Items from a data source
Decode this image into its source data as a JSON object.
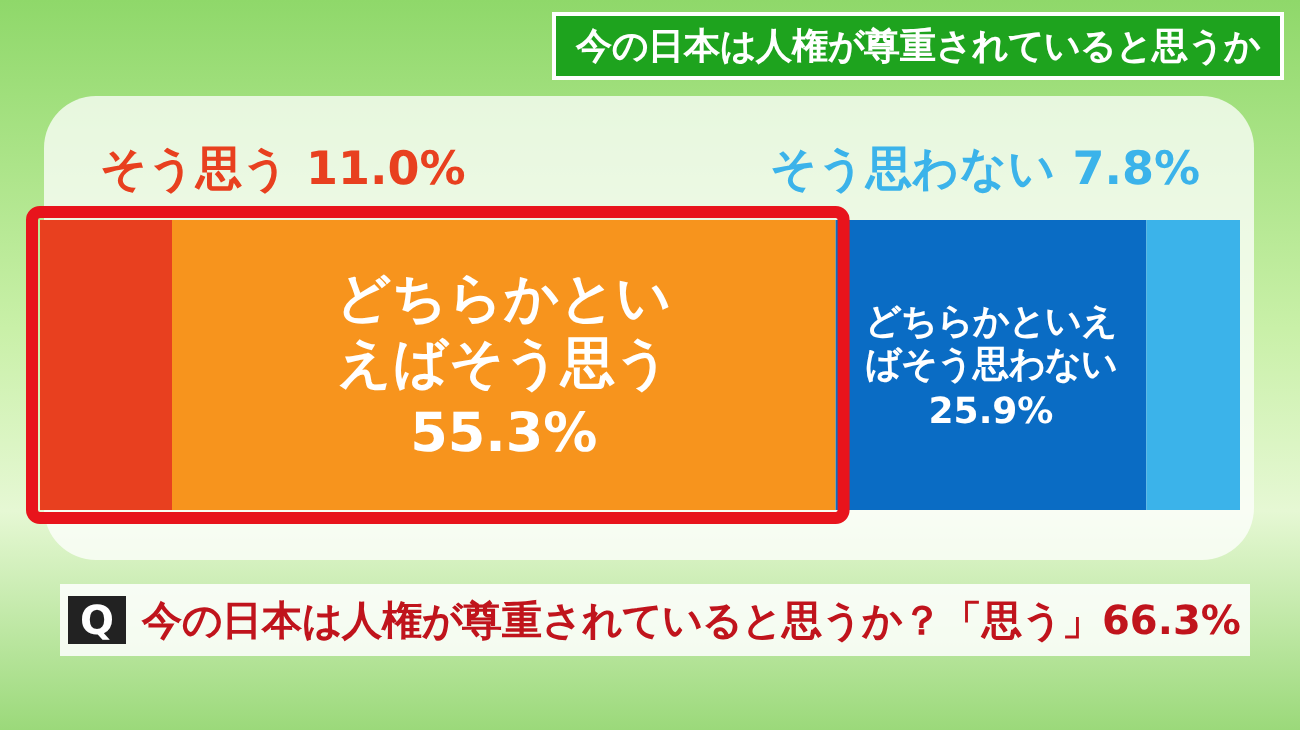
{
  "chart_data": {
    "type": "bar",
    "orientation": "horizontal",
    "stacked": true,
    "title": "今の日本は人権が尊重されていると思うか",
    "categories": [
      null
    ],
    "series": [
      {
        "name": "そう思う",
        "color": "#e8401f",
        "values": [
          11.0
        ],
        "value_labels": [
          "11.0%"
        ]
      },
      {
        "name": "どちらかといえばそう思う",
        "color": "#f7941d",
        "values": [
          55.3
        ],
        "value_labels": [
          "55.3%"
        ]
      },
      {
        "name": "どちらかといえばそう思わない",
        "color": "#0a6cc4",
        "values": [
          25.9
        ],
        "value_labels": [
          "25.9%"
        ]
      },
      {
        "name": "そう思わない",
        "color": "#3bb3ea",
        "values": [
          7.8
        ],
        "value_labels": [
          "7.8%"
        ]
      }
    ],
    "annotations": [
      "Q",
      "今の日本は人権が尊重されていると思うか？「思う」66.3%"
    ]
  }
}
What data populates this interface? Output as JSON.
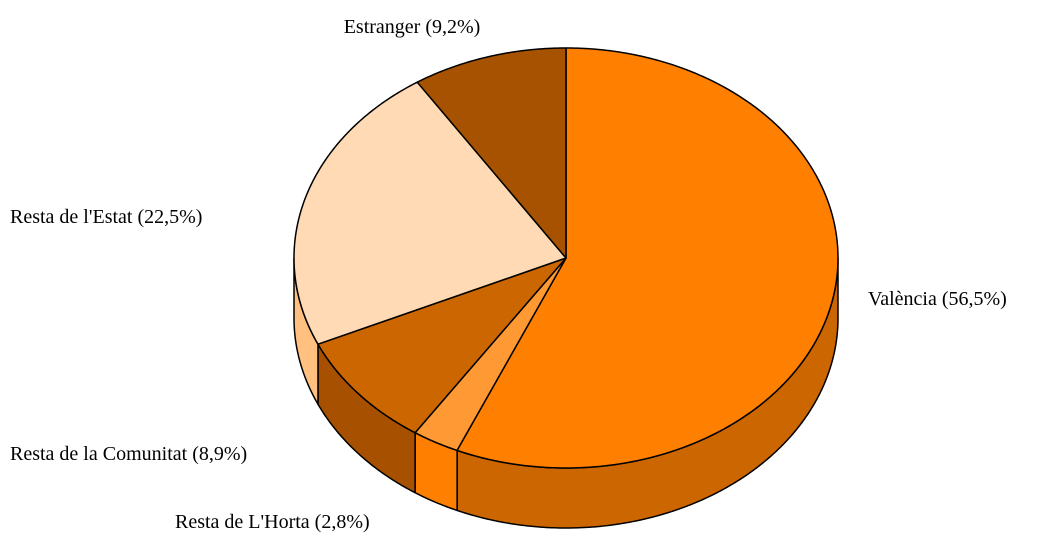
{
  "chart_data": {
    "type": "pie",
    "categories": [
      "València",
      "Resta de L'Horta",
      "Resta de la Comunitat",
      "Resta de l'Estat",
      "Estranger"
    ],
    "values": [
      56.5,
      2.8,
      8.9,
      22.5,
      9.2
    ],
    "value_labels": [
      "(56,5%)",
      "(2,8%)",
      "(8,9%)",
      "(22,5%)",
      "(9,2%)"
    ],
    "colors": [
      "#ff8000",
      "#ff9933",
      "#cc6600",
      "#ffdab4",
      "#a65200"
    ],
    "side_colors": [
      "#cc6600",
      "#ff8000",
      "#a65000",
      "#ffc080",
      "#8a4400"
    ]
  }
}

Requirements: Apart from the pictures, the entries above are to be repeated in full and exactly.

Output of the task:
Decode this image into its source data as a JSON object.
{
  "chart_data": {
    "type": "bar",
    "orientation": "horizontal",
    "stacked": true,
    "title": "今の日本は人権が尊重されていると思うか",
    "categories": [
      null
    ],
    "series": [
      {
        "name": "そう思う",
        "color": "#e8401f",
        "values": [
          11.0
        ],
        "value_labels": [
          "11.0%"
        ]
      },
      {
        "name": "どちらかといえばそう思う",
        "color": "#f7941d",
        "values": [
          55.3
        ],
        "value_labels": [
          "55.3%"
        ]
      },
      {
        "name": "どちらかといえばそう思わない",
        "color": "#0a6cc4",
        "values": [
          25.9
        ],
        "value_labels": [
          "25.9%"
        ]
      },
      {
        "name": "そう思わない",
        "color": "#3bb3ea",
        "values": [
          7.8
        ],
        "value_labels": [
          "7.8%"
        ]
      }
    ],
    "annotations": [
      "Q",
      "今の日本は人権が尊重されていると思うか？「思う」66.3%"
    ]
  }
}
What data populates this interface? Output as JSON.
{
  "chart_data": {
    "type": "pie",
    "categories": [
      "València",
      "Resta de L'Horta",
      "Resta de la Comunitat",
      "Resta de l'Estat",
      "Estranger"
    ],
    "values": [
      56.5,
      2.8,
      8.9,
      22.5,
      9.2
    ],
    "value_labels": [
      "(56,5%)",
      "(2,8%)",
      "(8,9%)",
      "(22,5%)",
      "(9,2%)"
    ],
    "colors": [
      "#ff8000",
      "#ff9933",
      "#cc6600",
      "#ffdab4",
      "#a65200"
    ],
    "side_colors": [
      "#cc6600",
      "#ff8000",
      "#a65000",
      "#ffc080",
      "#8a4400"
    ]
  }
}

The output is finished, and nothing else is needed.